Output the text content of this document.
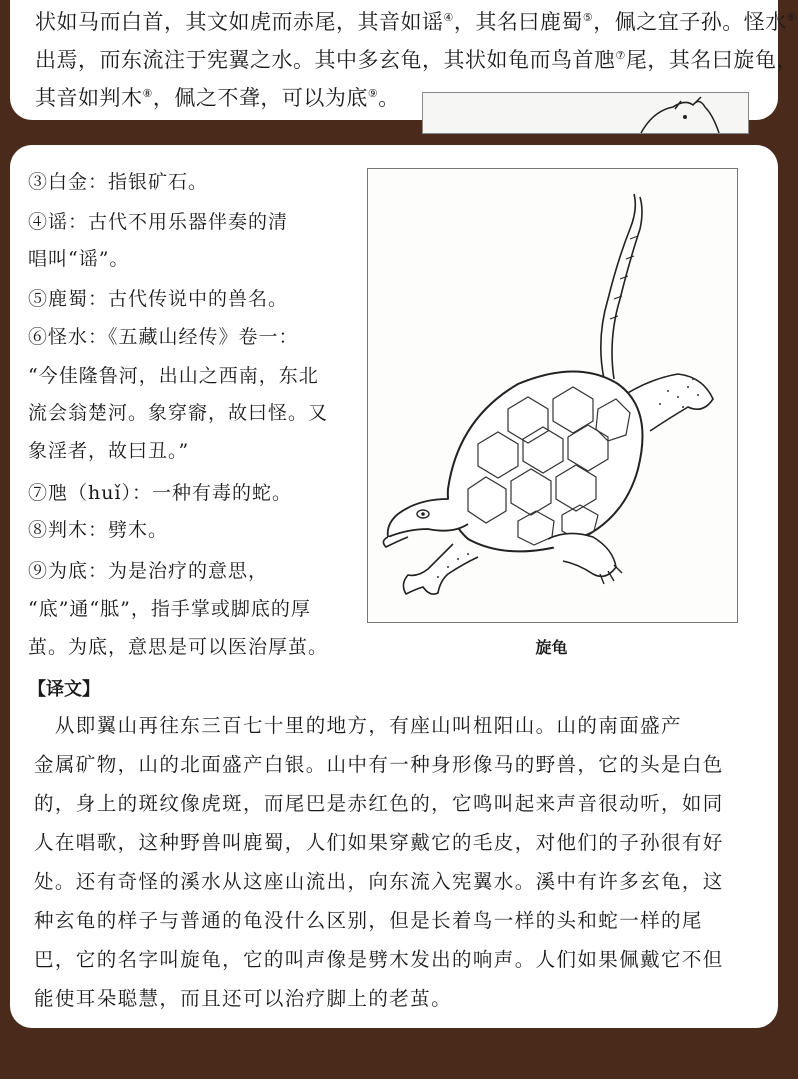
状如马而白首，其文如虎而赤尾，其音如谣④，其名曰鹿蜀⑤，佩之宜子孙。怪水⑥
出焉，而东流注于宪翼之水。其中多玄龟，其状如龟而鸟首虺⑦尾，其名曰旋龟，
其音如判木⑧，佩之不聋，可以为底⑨。
③白金：指银矿石。
④谣：古代不用乐器伴奏的清
唱叫“谣”。
⑤鹿蜀：古代传说中的兽名。
⑥怪水：《五藏山经传》卷一：
“今佳隆鲁河，出山之西南，东北
流会翁楚河。象穿窬，故曰怪。又
象淫者，故曰丑。”
⑦虺（huǐ）：一种有毒的蛇。
⑧判木：劈木。
⑨为底：为是治疗的意思，
“底”通“胝”，指手掌或脚底的厚
茧。为底，意思是可以医治厚茧。	旋龟
【译文】
　从即翼山再往东三百七十里的地方，有座山叫杻阳山。山的南面盛产
金属矿物，山的北面盛产白银。山中有一种身形像马的野兽，它的头是白色
的，身上的斑纹像虎斑，而尾巴是赤红色的，它鸣叫起来声音很动听，如同
人在唱歌，这种野兽叫鹿蜀，人们如果穿戴它的毛皮，对他们的子孙很有好
处。还有奇怪的溪水从这座山流出，向东流入宪翼水。溪中有许多玄龟，这
种玄龟的样子与普通的龟没什么区别，但是长着鸟一样的头和蛇一样的尾
巴，它的名字叫旋龟，它的叫声像是劈木发出的响声。人们如果佩戴它不但
能使耳朵聪慧，而且还可以治疗脚上的老茧。
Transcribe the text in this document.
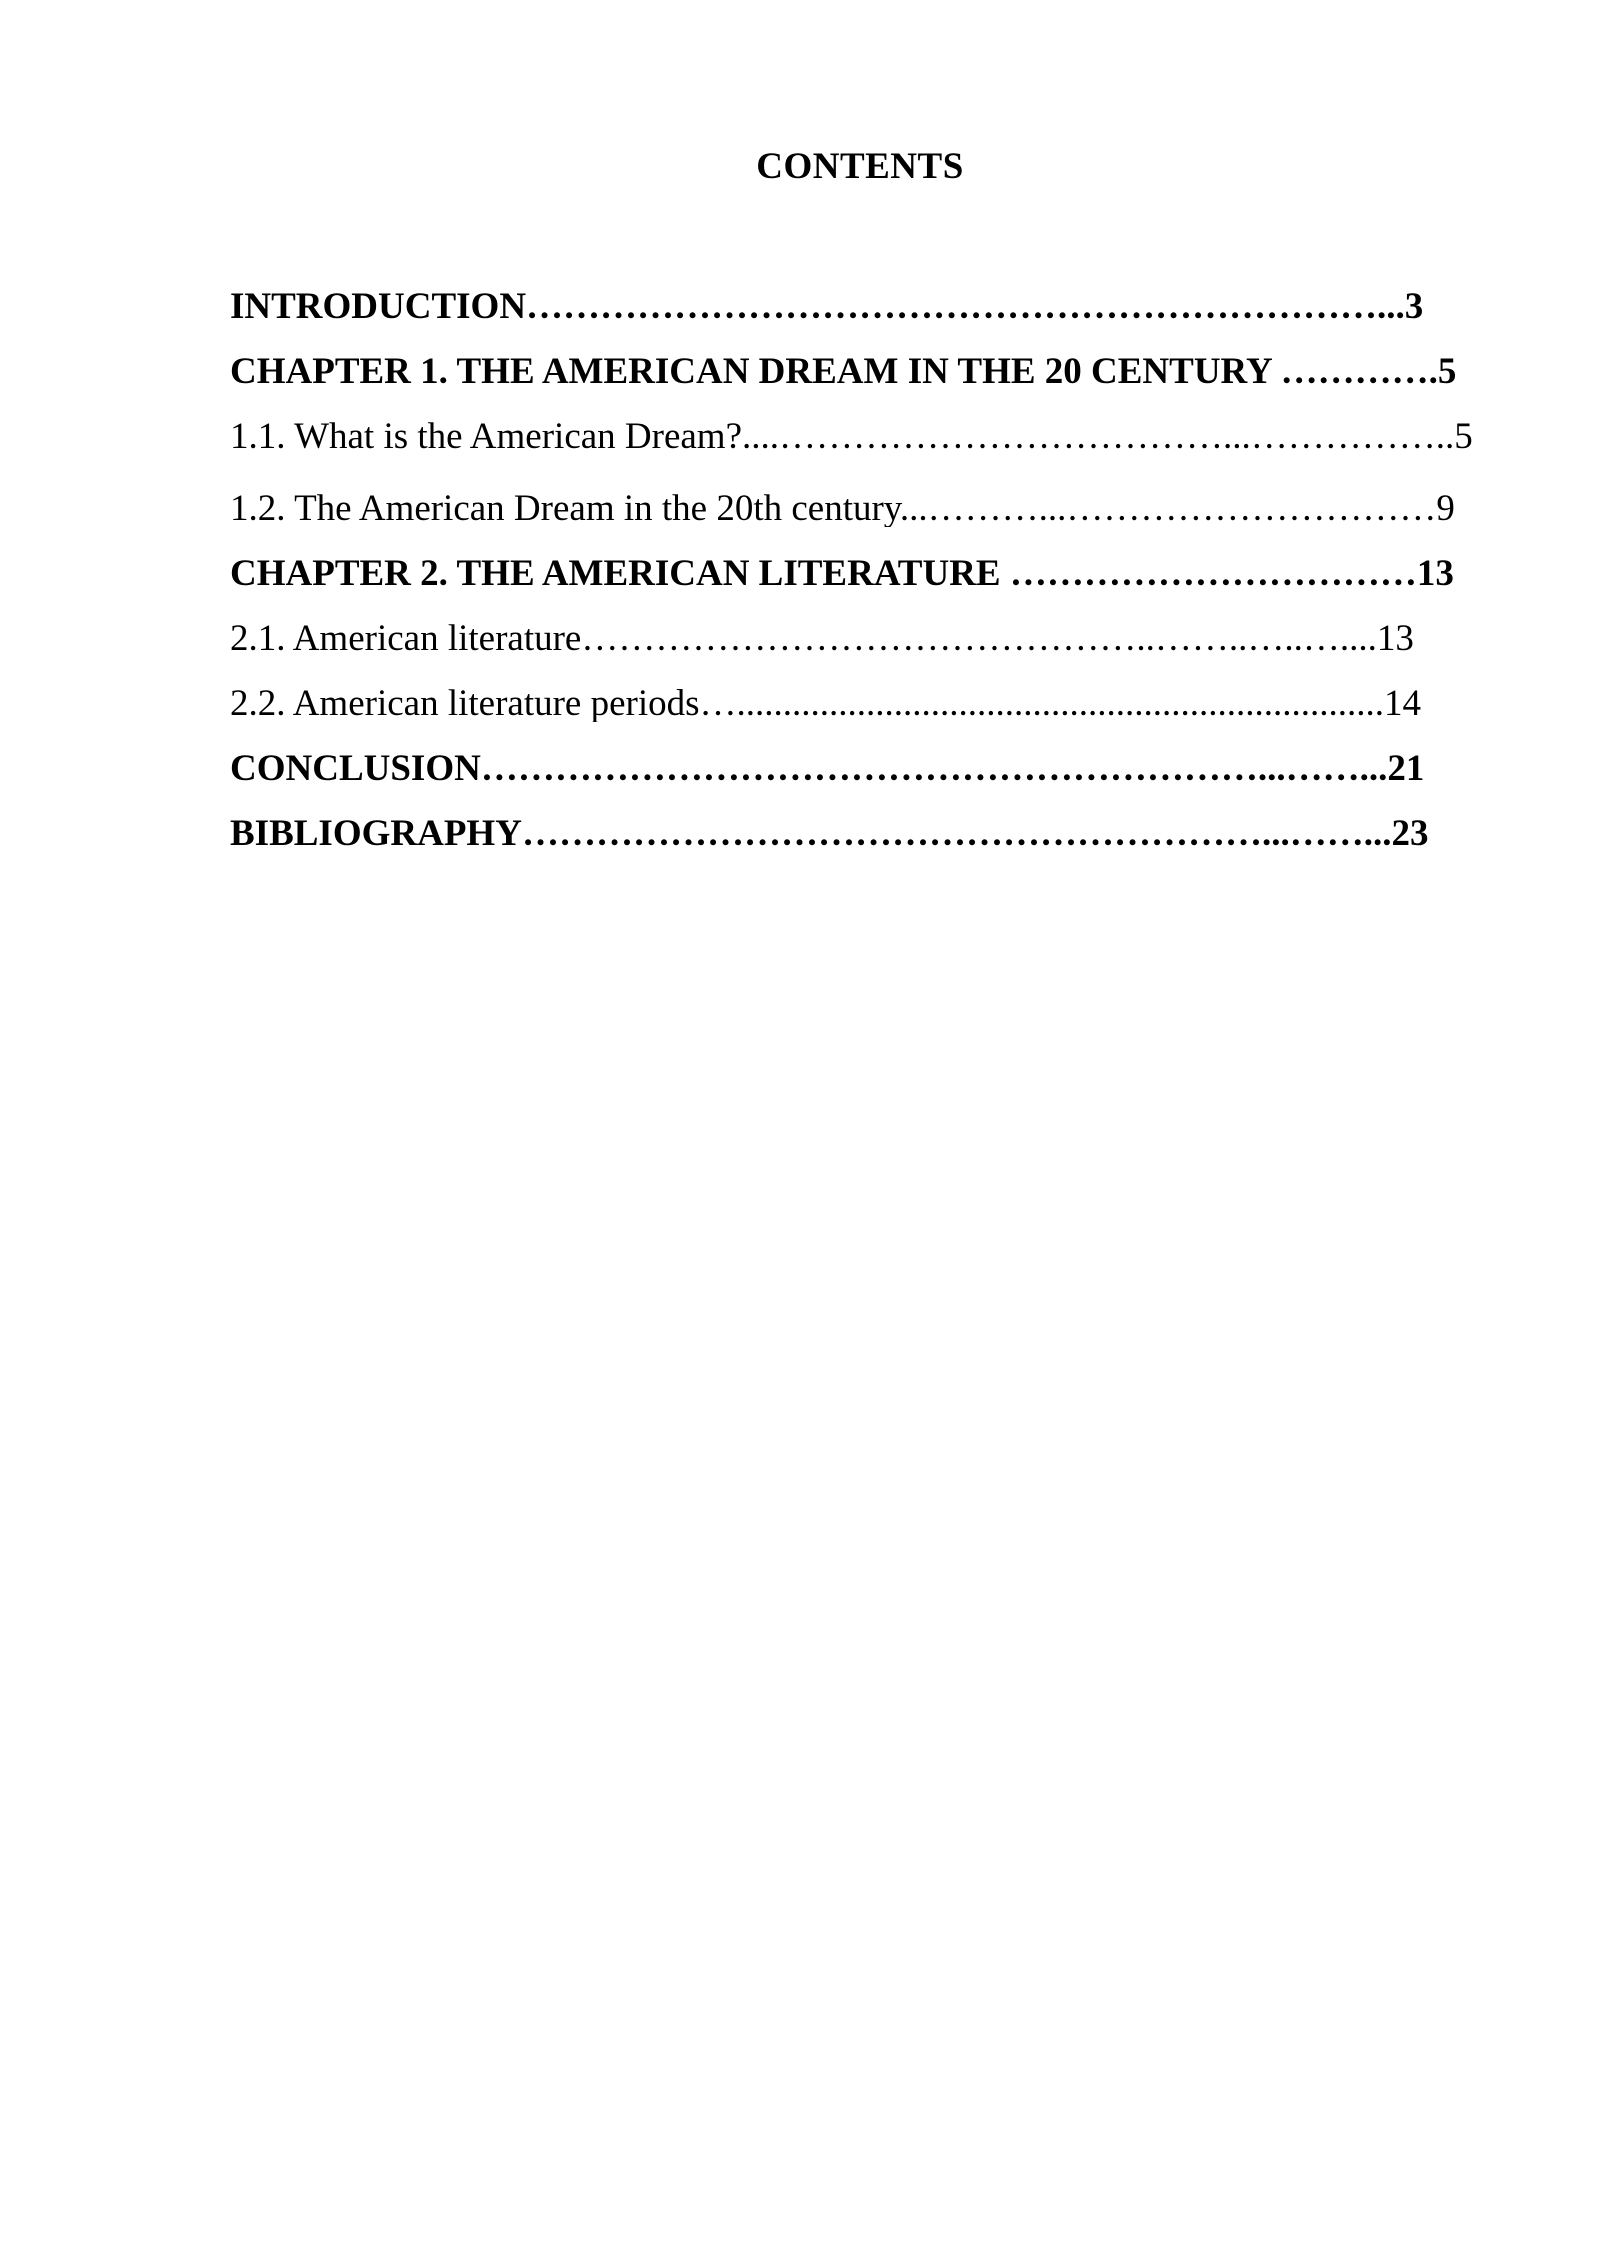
CONTENTS
INTRODUCTION……………………………………………………………...3
CHAPTER 1. THE AMERICAN DREAM IN THE 20 CENTURY ………….5
1.1. What is the American Dream?....………………………………...……………..5
1.2. The American Dream in the 20th century...………...…………………………9
CHAPTER 2. THE AMERICAN LITERATURE ……………………………13
2.1. American literature………………………………………..……..…..…....13
2.2. American literature periods…......................................................................14
CONCLUSION………………………………………………………...……...21
BIBLIOGRAPHY……………………………………………………...……...23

───

— Task goal —
Reproduce precisely the lines of the listing above, from the line containing "Transcribe the text in this document." to the last line, both ends included. Pictures are to be omitted.

— Solution below —
Transcribe the text in this document.
CONTENTS
INTRODUCTION……………………………………………………………...3
CHAPTER 1. THE AMERICAN DREAM IN THE 20 CENTURY ………….5
1.1. What is the American Dream?....………………………………...……………..5
1.2. The American Dream in the 20th century...………...…………………………9
CHAPTER 2. THE AMERICAN LITERATURE ……………………………13
2.1. American literature………………………………………..……..…..…....13
2.2. American literature periods…......................................................................14
CONCLUSION………………………………………………………...……...21
BIBLIOGRAPHY……………………………………………………...……...23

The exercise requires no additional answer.